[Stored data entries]
★ ★ ★ ★

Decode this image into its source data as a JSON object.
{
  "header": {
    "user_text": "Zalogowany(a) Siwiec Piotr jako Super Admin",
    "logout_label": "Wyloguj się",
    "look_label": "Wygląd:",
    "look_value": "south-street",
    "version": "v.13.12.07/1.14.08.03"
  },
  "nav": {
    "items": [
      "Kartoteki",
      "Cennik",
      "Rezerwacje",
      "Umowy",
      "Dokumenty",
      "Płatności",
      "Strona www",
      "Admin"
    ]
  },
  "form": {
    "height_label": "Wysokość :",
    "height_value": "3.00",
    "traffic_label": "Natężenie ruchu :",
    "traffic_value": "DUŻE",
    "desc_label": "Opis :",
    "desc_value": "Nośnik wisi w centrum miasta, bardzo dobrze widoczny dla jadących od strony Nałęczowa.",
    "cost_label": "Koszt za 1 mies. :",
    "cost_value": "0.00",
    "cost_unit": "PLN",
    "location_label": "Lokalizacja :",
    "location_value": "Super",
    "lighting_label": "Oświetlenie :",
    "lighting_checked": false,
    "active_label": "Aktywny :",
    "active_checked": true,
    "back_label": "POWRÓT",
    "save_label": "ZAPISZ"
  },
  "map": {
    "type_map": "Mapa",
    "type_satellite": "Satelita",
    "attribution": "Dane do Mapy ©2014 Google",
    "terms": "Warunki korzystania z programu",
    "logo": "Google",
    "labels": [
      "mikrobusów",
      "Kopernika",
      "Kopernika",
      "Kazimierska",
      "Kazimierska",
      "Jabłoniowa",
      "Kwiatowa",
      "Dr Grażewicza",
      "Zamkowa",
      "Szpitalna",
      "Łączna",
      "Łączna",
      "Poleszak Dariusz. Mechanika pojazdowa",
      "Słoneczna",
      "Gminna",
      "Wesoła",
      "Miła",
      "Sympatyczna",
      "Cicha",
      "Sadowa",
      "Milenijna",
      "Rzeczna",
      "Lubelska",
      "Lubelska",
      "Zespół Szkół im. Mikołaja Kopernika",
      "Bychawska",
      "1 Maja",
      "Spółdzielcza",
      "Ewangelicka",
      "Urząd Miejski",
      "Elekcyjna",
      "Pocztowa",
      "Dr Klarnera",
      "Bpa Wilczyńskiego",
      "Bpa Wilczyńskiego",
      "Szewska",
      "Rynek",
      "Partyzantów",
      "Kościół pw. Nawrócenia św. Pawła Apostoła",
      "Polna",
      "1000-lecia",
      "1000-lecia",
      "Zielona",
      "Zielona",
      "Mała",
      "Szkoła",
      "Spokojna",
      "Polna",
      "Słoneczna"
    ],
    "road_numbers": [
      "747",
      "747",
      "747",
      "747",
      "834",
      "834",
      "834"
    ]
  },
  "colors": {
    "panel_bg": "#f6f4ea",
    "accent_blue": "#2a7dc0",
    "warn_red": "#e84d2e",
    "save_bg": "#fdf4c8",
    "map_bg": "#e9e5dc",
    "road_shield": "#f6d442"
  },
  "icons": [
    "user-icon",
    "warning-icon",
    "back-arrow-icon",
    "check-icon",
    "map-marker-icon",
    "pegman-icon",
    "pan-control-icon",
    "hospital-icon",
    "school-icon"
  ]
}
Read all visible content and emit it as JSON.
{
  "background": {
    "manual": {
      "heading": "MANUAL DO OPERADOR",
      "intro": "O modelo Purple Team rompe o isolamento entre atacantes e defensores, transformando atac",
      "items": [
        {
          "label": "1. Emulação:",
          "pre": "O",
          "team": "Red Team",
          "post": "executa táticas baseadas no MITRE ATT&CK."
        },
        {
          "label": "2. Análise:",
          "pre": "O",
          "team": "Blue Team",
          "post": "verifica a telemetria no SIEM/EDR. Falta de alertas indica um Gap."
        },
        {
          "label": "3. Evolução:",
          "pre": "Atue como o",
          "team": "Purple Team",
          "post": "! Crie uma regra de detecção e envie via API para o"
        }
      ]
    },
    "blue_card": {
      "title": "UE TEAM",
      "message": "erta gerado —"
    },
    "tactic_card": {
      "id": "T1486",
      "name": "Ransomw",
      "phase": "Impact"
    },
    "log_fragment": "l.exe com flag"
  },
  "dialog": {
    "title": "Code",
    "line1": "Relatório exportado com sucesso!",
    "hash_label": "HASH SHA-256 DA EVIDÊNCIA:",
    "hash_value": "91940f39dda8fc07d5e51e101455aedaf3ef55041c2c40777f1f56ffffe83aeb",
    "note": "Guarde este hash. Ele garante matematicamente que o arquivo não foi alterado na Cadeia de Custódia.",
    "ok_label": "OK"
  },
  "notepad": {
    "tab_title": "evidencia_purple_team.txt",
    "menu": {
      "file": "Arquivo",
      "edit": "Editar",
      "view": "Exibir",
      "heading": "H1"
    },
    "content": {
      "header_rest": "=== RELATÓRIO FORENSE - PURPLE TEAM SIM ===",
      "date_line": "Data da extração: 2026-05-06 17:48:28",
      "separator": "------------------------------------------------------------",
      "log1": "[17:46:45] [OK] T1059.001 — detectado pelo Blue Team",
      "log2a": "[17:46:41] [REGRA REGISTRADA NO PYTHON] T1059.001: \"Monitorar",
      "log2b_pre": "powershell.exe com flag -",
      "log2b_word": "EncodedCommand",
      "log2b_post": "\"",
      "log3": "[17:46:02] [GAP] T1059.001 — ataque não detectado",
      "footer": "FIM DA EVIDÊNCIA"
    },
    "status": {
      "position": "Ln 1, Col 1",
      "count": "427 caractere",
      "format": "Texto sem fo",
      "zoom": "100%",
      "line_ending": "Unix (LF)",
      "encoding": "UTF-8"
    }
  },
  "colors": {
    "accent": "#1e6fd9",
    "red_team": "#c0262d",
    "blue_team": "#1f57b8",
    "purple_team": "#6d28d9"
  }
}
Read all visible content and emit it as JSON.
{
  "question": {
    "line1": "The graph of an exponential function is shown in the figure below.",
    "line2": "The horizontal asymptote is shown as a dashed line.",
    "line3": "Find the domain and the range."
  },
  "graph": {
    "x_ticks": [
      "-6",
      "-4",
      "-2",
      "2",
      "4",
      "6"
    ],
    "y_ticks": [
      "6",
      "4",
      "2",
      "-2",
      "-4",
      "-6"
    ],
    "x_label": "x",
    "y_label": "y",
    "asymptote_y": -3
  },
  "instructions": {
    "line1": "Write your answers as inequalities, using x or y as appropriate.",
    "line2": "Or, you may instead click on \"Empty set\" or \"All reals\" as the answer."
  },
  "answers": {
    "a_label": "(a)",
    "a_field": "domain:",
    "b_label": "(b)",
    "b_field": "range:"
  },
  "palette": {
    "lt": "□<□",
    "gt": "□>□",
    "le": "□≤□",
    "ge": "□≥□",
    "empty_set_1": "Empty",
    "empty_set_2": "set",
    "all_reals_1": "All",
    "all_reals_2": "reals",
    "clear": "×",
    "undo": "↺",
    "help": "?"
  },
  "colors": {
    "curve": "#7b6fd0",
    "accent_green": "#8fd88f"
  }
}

★ ★ ★ ★

**Directive:** Take the listing above and set it down exactly.

**Answer to the exercise:**
Decode this image into its source data as a JSON object.
{
  "header": {
    "user_text": "Zalogowany(a) Siwiec Piotr jako Super Admin",
    "logout_label": "Wyloguj się",
    "look_label": "Wygląd:",
    "look_value": "south-street",
    "version": "v.13.12.07/1.14.08.03"
  },
  "nav": {
    "items": [
      "Kartoteki",
      "Cennik",
      "Rezerwacje",
      "Umowy",
      "Dokumenty",
      "Płatności",
      "Strona www",
      "Admin"
    ]
  },
  "form": {
    "height_label": "Wysokość :",
    "height_value": "3.00",
    "traffic_label": "Natężenie ruchu :",
    "traffic_value": "DUŻE",
    "desc_label": "Opis :",
    "desc_value": "Nośnik wisi w centrum miasta, bardzo dobrze widoczny dla jadących od strony Nałęczowa.",
    "cost_label": "Koszt za 1 mies. :",
    "cost_value": "0.00",
    "cost_unit": "PLN",
    "location_label": "Lokalizacja :",
    "location_value": "Super",
    "lighting_label": "Oświetlenie :",
    "lighting_checked": false,
    "active_label": "Aktywny :",
    "active_checked": true,
    "back_label": "POWRÓT",
    "save_label": "ZAPISZ"
  },
  "map": {
    "type_map": "Mapa",
    "type_satellite": "Satelita",
    "attribution": "Dane do Mapy ©2014 Google",
    "terms": "Warunki korzystania z programu",
    "logo": "Google",
    "labels": [
      "mikrobusów",
      "Kopernika",
      "Kopernika",
      "Kazimierska",
      "Kazimierska",
      "Jabłoniowa",
      "Kwiatowa",
      "Dr Grażewicza",
      "Zamkowa",
      "Szpitalna",
      "Łączna",
      "Łączna",
      "Poleszak Dariusz. Mechanika pojazdowa",
      "Słoneczna",
      "Gminna",
      "Wesoła",
      "Miła",
      "Sympatyczna",
      "Cicha",
      "Sadowa",
      "Milenijna",
      "Rzeczna",
      "Lubelska",
      "Lubelska",
      "Zespół Szkół im. Mikołaja Kopernika",
      "Bychawska",
      "1 Maja",
      "Spółdzielcza",
      "Ewangelicka",
      "Urząd Miejski",
      "Elekcyjna",
      "Pocztowa",
      "Dr Klarnera",
      "Bpa Wilczyńskiego",
      "Bpa Wilczyńskiego",
      "Szewska",
      "Rynek",
      "Partyzantów",
      "Kościół pw. Nawrócenia św. Pawła Apostoła",
      "Polna",
      "1000-lecia",
      "1000-lecia",
      "Zielona",
      "Zielona",
      "Mała",
      "Szkoła",
      "Spokojna",
      "Polna",
      "Słoneczna"
    ],
    "road_numbers": [
      "747",
      "747",
      "747",
      "747",
      "834",
      "834",
      "834"
    ]
  },
  "colors": {
    "panel_bg": "#f6f4ea",
    "accent_blue": "#2a7dc0",
    "warn_red": "#e84d2e",
    "save_bg": "#fdf4c8",
    "map_bg": "#e9e5dc",
    "road_shield": "#f6d442"
  },
  "icons": [
    "user-icon",
    "warning-icon",
    "back-arrow-icon",
    "check-icon",
    "map-marker-icon",
    "pegman-icon",
    "pan-control-icon",
    "hospital-icon",
    "school-icon"
  ]
}
Read all visible content and emit it as JSON.
{
  "background": {
    "manual": {
      "heading": "MANUAL DO OPERADOR",
      "intro": "O modelo Purple Team rompe o isolamento entre atacantes e defensores, transformando atac",
      "items": [
        {
          "label": "1. Emulação:",
          "pre": "O",
          "team": "Red Team",
          "post": "executa táticas baseadas no MITRE ATT&CK."
        },
        {
          "label": "2. Análise:",
          "pre": "O",
          "team": "Blue Team",
          "post": "verifica a telemetria no SIEM/EDR. Falta de alertas indica um Gap."
        },
        {
          "label": "3. Evolução:",
          "pre": "Atue como o",
          "team": "Purple Team",
          "post": "! Crie uma regra de detecção e envie via API para o"
        }
      ]
    },
    "blue_card": {
      "title": "UE TEAM",
      "message": "erta gerado —"
    },
    "tactic_card": {
      "id": "T1486",
      "name": "Ransomw",
      "phase": "Impact"
    },
    "log_fragment": "l.exe com flag"
  },
  "dialog": {
    "title": "Code",
    "line1": "Relatório exportado com sucesso!",
    "hash_label": "HASH SHA-256 DA EVIDÊNCIA:",
    "hash_value": "91940f39dda8fc07d5e51e101455aedaf3ef55041c2c40777f1f56ffffe83aeb",
    "note": "Guarde este hash. Ele garante matematicamente que o arquivo não foi alterado na Cadeia de Custódia.",
    "ok_label": "OK"
  },
  "notepad": {
    "tab_title": "evidencia_purple_team.txt",
    "menu": {
      "file": "Arquivo",
      "edit": "Editar",
      "view": "Exibir",
      "heading": "H1"
    },
    "content": {
      "header_rest": "=== RELATÓRIO FORENSE - PURPLE TEAM SIM ===",
      "date_line": "Data da extração: 2026-05-06 17:48:28",
      "separator": "------------------------------------------------------------",
      "log1": "[17:46:45] [OK] T1059.001 — detectado pelo Blue Team",
      "log2a": "[17:46:41] [REGRA REGISTRADA NO PYTHON] T1059.001: \"Monitorar",
      "log2b_pre": "powershell.exe com flag -",
      "log2b_word": "EncodedCommand",
      "log2b_post": "\"",
      "log3": "[17:46:02] [GAP] T1059.001 — ataque não detectado",
      "footer": "FIM DA EVIDÊNCIA"
    },
    "status": {
      "position": "Ln 1, Col 1",
      "count": "427 caractere",
      "format": "Texto sem fo",
      "zoom": "100%",
      "line_ending": "Unix (LF)",
      "encoding": "UTF-8"
    }
  },
  "colors": {
    "accent": "#1e6fd9",
    "red_team": "#c0262d",
    "blue_team": "#1f57b8",
    "purple_team": "#6d28d9"
  }
}
Read all visible content and emit it as JSON.
{
  "question": {
    "line1": "The graph of an exponential function is shown in the figure below.",
    "line2": "The horizontal asymptote is shown as a dashed line.",
    "line3": "Find the domain and the range."
  },
  "graph": {
    "x_ticks": [
      "-6",
      "-4",
      "-2",
      "2",
      "4",
      "6"
    ],
    "y_ticks": [
      "6",
      "4",
      "2",
      "-2",
      "-4",
      "-6"
    ],
    "x_label": "x",
    "y_label": "y",
    "asymptote_y": -3
  },
  "instructions": {
    "line1": "Write your answers as inequalities, using x or y as appropriate.",
    "line2": "Or, you may instead click on \"Empty set\" or \"All reals\" as the answer."
  },
  "answers": {
    "a_label": "(a)",
    "a_field": "domain:",
    "b_label": "(b)",
    "b_field": "range:"
  },
  "palette": {
    "lt": "□<□",
    "gt": "□>□",
    "le": "□≤□",
    "ge": "□≥□",
    "empty_set_1": "Empty",
    "empty_set_2": "set",
    "all_reals_1": "All",
    "all_reals_2": "reals",
    "clear": "×",
    "undo": "↺",
    "help": "?"
  },
  "colors": {
    "curve": "#7b6fd0",
    "accent_green": "#8fd88f"
  }
}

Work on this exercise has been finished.